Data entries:

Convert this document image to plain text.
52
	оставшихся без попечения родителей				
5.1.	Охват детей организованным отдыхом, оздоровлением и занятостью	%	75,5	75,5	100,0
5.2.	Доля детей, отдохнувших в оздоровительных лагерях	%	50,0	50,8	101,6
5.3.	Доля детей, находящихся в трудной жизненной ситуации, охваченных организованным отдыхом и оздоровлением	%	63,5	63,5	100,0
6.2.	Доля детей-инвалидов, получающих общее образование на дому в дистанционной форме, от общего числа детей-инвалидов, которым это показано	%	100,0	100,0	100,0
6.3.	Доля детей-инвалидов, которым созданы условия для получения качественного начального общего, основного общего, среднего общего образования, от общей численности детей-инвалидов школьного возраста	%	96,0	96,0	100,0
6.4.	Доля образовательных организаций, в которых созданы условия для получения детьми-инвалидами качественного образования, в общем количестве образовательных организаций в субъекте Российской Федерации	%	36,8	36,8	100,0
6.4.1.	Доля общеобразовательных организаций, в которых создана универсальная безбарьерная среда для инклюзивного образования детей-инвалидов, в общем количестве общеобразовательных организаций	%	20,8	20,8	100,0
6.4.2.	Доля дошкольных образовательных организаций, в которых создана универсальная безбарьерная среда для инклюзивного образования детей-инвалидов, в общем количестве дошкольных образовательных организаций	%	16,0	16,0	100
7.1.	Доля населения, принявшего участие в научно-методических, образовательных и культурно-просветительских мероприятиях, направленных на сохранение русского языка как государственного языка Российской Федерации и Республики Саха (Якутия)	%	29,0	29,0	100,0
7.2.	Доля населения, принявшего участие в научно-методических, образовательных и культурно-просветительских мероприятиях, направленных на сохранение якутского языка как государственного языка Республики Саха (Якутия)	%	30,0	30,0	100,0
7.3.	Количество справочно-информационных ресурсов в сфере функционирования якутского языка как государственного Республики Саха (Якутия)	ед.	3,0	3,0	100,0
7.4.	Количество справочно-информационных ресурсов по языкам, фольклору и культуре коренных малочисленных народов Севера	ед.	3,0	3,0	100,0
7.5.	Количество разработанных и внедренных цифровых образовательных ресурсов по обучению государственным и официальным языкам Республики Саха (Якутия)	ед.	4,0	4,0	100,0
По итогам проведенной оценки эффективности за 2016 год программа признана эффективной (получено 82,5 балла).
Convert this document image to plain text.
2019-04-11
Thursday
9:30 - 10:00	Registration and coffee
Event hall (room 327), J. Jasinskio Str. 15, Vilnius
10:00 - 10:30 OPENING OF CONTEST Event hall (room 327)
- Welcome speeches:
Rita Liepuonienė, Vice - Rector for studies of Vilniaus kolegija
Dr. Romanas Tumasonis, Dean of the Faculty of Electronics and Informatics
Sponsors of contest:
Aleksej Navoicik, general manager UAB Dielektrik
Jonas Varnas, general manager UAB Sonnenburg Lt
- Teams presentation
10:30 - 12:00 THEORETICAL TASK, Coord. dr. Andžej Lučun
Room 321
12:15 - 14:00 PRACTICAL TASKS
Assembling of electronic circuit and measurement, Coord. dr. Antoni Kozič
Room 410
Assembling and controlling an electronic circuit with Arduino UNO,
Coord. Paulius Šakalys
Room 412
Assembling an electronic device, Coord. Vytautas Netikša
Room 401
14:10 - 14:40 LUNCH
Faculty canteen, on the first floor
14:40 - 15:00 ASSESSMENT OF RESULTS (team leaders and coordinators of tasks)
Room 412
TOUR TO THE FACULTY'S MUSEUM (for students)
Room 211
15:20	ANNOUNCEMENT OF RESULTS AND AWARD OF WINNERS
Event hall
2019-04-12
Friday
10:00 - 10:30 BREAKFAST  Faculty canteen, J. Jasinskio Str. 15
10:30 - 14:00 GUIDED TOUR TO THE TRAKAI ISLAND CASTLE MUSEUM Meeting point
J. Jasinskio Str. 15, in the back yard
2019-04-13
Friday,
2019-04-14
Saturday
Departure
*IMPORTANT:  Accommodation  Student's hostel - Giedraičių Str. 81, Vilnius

What you have to do: All of the entries must be quoted exactly; please include each one.

Result of the task:
Convert this document image to plain text.
52
	оставшихся без попечения родителей				
5.1.	Охват детей организованным отдыхом, оздоровлением и занятостью	%	75,5	75,5	100,0
5.2.	Доля детей, отдохнувших в оздоровительных лагерях	%	50,0	50,8	101,6
5.3.	Доля детей, находящихся в трудной жизненной ситуации, охваченных организованным отдыхом и оздоровлением	%	63,5	63,5	100,0
6.2.	Доля детей-инвалидов, получающих общее образование на дому в дистанционной форме, от общего числа детей-инвалидов, которым это показано	%	100,0	100,0	100,0
6.3.	Доля детей-инвалидов, которым созданы условия для получения качественного начального общего, основного общего, среднего общего образования, от общей численности детей-инвалидов школьного возраста	%	96,0	96,0	100,0
6.4.	Доля образовательных организаций, в которых созданы условия для получения детьми-инвалидами качественного образования, в общем количестве образовательных организаций в субъекте Российской Федерации	%	36,8	36,8	100,0
6.4.1.	Доля общеобразовательных организаций, в которых создана универсальная безбарьерная среда для инклюзивного образования детей-инвалидов, в общем количестве общеобразовательных организаций	%	20,8	20,8	100,0
6.4.2.	Доля дошкольных образовательных организаций, в которых создана универсальная безбарьерная среда для инклюзивного образования детей-инвалидов, в общем количестве дошкольных образовательных организаций	%	16,0	16,0	100
7.1.	Доля населения, принявшего участие в научно-методических, образовательных и культурно-просветительских мероприятиях, направленных на сохранение русского языка как государственного языка Российской Федерации и Республики Саха (Якутия)	%	29,0	29,0	100,0
7.2.	Доля населения, принявшего участие в научно-методических, образовательных и культурно-просветительских мероприятиях, направленных на сохранение якутского языка как государственного языка Республики Саха (Якутия)	%	30,0	30,0	100,0
7.3.	Количество справочно-информационных ресурсов в сфере функционирования якутского языка как государственного Республики Саха (Якутия)	ед.	3,0	3,0	100,0
7.4.	Количество справочно-информационных ресурсов по языкам, фольклору и культуре коренных малочисленных народов Севера	ед.	3,0	3,0	100,0
7.5.	Количество разработанных и внедренных цифровых образовательных ресурсов по обучению государственным и официальным языкам Республики Саха (Якутия)	ед.	4,0	4,0	100,0
По итогам проведенной оценки эффективности за 2016 год программа признана эффективной (получено 82,5 балла).
Convert this document image to plain text.
2019-04-11
Thursday
9:30 - 10:00	Registration and coffee
Event hall (room 327), J. Jasinskio Str. 15, Vilnius
10:00 - 10:30 OPENING OF CONTEST Event hall (room 327)
- Welcome speeches:
Rita Liepuonienė, Vice - Rector for studies of Vilniaus kolegija
Dr. Romanas Tumasonis, Dean of the Faculty of Electronics and Informatics
Sponsors of contest:
Aleksej Navoicik, general manager UAB Dielektrik
Jonas Varnas, general manager UAB Sonnenburg Lt
- Teams presentation
10:30 - 12:00 THEORETICAL TASK, Coord. dr. Andžej Lučun
Room 321
12:15 - 14:00 PRACTICAL TASKS
Assembling of electronic circuit and measurement, Coord. dr. Antoni Kozič
Room 410
Assembling and controlling an electronic circuit with Arduino UNO,
Coord. Paulius Šakalys
Room 412
Assembling an electronic device, Coord. Vytautas Netikša
Room 401
14:10 - 14:40 LUNCH
Faculty canteen, on the first floor
14:40 - 15:00 ASSESSMENT OF RESULTS (team leaders and coordinators of tasks)
Room 412
TOUR TO THE FACULTY'S MUSEUM (for students)
Room 211
15:20	ANNOUNCEMENT OF RESULTS AND AWARD OF WINNERS
Event hall
2019-04-12
Friday
10:00 - 10:30 BREAKFAST  Faculty canteen, J. Jasinskio Str. 15
10:30 - 14:00 GUIDED TOUR TO THE TRAKAI ISLAND CASTLE MUSEUM Meeting point
J. Jasinskio Str. 15, in the back yard
2019-04-13
Friday,
2019-04-14
Saturday
Departure
*IMPORTANT:  Accommodation  Student's hostel - Giedraičių Str. 81, Vilnius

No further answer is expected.